Extract to read ▸
────

For today, I’m holding on tightly to all the lessons I’ve learned thus far, doing my very best to leave the luggage behind, thanking God the most rigorous part of the journey is over, believing with my whole heart I am healed and will never have cancer again. At the lake on Monday, I thanked Jesus for allowing me to partner with Him in ministry through breast cancer, I told Him I truly hope I represented Him well in the midst of my pain and was not a hindrance in any way for Him to reach every person He wanted to reach through me along the way. Though there are more scans to do, many more tests and follow ups ahead, I’m going to do my very best to focus on the butterfly, not the caterpillar; the flower, not the seed. I’m looking forward to the adventure that lay in wait for me on the other side of my New Beginning!


Journeying to the Other Side of Breast Cancer: Traveling Through Time

I am convinced I am one of the world’s greatest time travelers. On any given day my mind travels anywhere from 10, 20, or sometimes 30 years into the past or I venture off into my mind’s version of a day, week, month, or years that lie ahead. My travels through time are mentally, spiritually, and emotionally exhausting. Most days, I am barely awake in the morning and my feet have just hit the floor when my mind revs up the time machine and off we go!

Revisiting my past almost always leaves me with a feeling of mourning. I mourn the little girl who was molested for a number of years, beginning at age 5. I hurt that the opportunity to grow into her body and discover sexuality naturally was stolen from her. I want to go back and tell the 18 year old teenage mom that she doesn’t have to marry the boy she fornicated with to try to cancel out the sin. Jesus already died for every sin she would ever commit and He still loves her the same. I want to talk to the 21 year old wife and mother of three little girls who feels like she is “less than” in every way and tell her what a great job she is doing. I want to hug and never let go of the 35 year old woman who is in the midst of her second failing marriage, trying to process her father’s death, wondering why he couldn’t have been different so her parents’ marriage, eventual divorce, and her childhood wouldn’t have been so dysfunctional. I want to tell the 40 year old woman who suffered a stroke two months after her 40th birthday, who was never able to return to her job and whose husband divorced her nine months after the stroke, to embrace the new life she was given, because the person she was before the stroke died.

────

Information provided ▸
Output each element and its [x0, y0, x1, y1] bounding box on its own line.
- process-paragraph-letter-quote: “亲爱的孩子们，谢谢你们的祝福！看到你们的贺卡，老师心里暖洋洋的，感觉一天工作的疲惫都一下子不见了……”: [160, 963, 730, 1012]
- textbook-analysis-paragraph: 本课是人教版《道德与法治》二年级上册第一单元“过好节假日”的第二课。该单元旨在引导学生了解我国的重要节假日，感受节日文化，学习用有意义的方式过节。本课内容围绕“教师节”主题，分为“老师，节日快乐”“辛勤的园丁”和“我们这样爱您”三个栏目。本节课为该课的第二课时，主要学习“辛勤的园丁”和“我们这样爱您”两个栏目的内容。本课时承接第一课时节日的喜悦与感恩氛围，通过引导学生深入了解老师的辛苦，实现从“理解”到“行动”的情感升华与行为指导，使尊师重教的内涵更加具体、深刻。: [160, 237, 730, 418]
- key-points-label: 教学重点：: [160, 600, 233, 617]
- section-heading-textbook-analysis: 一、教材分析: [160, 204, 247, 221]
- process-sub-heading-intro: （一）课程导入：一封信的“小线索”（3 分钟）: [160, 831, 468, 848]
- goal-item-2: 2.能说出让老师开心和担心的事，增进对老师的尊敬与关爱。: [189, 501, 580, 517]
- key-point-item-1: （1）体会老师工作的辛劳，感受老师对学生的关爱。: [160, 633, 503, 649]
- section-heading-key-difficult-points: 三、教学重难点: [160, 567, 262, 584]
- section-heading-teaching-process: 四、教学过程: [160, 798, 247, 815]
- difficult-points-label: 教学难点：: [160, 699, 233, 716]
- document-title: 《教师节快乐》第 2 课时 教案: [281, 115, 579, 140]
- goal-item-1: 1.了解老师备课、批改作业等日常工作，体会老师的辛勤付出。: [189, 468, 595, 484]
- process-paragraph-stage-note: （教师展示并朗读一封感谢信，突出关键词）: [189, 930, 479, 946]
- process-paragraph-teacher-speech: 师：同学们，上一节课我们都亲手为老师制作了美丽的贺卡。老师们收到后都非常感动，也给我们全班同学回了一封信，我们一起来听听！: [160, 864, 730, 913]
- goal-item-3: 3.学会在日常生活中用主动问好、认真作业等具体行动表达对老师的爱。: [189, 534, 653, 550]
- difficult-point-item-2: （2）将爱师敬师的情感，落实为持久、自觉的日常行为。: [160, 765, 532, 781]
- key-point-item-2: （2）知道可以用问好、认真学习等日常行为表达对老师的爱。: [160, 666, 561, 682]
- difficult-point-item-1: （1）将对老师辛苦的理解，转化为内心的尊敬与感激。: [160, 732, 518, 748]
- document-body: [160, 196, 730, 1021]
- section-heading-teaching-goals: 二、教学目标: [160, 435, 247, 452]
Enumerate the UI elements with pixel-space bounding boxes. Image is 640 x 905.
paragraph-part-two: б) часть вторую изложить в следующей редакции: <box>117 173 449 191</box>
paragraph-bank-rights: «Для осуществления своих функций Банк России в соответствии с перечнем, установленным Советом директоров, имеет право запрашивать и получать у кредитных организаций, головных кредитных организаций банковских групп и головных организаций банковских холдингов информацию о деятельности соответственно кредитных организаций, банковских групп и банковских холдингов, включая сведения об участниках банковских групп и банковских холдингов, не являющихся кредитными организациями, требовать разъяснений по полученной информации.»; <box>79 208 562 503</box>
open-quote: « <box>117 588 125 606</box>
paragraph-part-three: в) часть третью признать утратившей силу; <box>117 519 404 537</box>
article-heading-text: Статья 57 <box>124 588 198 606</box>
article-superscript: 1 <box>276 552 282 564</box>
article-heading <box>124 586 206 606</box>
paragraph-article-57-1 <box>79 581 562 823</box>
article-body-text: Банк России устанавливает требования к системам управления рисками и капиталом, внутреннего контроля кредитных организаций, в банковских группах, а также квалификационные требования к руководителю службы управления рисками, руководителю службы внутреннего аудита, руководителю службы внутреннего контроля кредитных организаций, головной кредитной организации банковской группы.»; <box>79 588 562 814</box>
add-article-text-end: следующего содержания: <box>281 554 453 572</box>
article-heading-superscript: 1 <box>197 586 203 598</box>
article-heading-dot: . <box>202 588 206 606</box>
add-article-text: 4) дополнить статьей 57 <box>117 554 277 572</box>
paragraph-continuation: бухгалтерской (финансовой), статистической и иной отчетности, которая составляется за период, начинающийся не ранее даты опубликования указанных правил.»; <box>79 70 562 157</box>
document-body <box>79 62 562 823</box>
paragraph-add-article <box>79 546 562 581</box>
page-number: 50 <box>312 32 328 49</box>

────

What you need to do ▸
#1 Answer these from the text about breast cancer:
(a) Where was the writer on Monday when she thanked Jesus?
(b) How many years into the past does her mind travel on a given day?
(c) When did the 40 year old woman suffer a stroke?
#2 Shorten the paragraph of the text about breast cancer that begins "I am convinced I am one of the world's greatest time travelers," keeping its main facts.
#3 Carry on with the text about breast cancer from its last sentence.

Exercise answers ▸
#1
(a) At the lake.
(b) Anywhere from 10, 20, or sometimes 30 years.
(c) Two months after her 40th birthday.

#2 I believe I am one of the world's greatest time travelers. Each day my mind goes 10, 20, or even 30 years back, or ahead to an imagined day, week, month, or years to come. This travel wears me out mentally, spiritually, and emotionally, and it often starts the moment I get out of bed.

#3
On a good day I can return from my journey into the past reminding myself what Jesus has told me repeatedly, “Take the lessons. Leave the luggage!” I don’t get angry anymore. I don’t cry anymore. It was what it was. And on a really good day I can see how God has used the events of my past to mold, shape, and create who I am now. However, because my mind is the vehicle through which I travel, the only fuel I have available to help transport me into the future is the memories of my past. That being the case, when I arrive in the future the circumstances, relationships, hardships almost mirror my past. In my mind’s version of my future, although I am different, everything around me is not. I am still surrounded by lack, dysfunction, illness, broken relationships…

Lately, most of my time travel excursions have been into the future. I have had long discussions with Jesus reminding Him frequently that when I am finished with all of my cancer treatments and recovery I still have an entire life to rebuild! I’m still discovering who I am, what I am passionate about, and what marketable skills I have now. So, when I travel into the future looking for a new career all I see is an almost 50 year old woman surrounded by people who are younger, smarter, healthier, with their left brain fully in tact. On my lonely days I think about what kind of man I could see myself with, but that quickly spirals into my future self reminding me of my previous failed marriages. Rarely do I actually remain in this moment – my NOW.

Yesterday, just as my mind was fueling up for take off into the future Jesus said, “When you look into a future moment and project into it what is or has been that you perceive as negative in your life you negate My Word, which says all things work together for good (Romans 8:28). How can more of the same be good? Repeating the same lessons over and over again is only good if the purpose of the lesson was not learned the first time. I am not a remedial God. My desire is you take from each experience that which is needed, leave the rest, and move forward. What you call “future” I call “history.” What you call “destiny” I call “predestined.” The only moment we share at the same time is now. It is for this reason I have said worry not about tomorrow for each day has enough trouble of its own (Matthew 6:34). All you have is NOW!”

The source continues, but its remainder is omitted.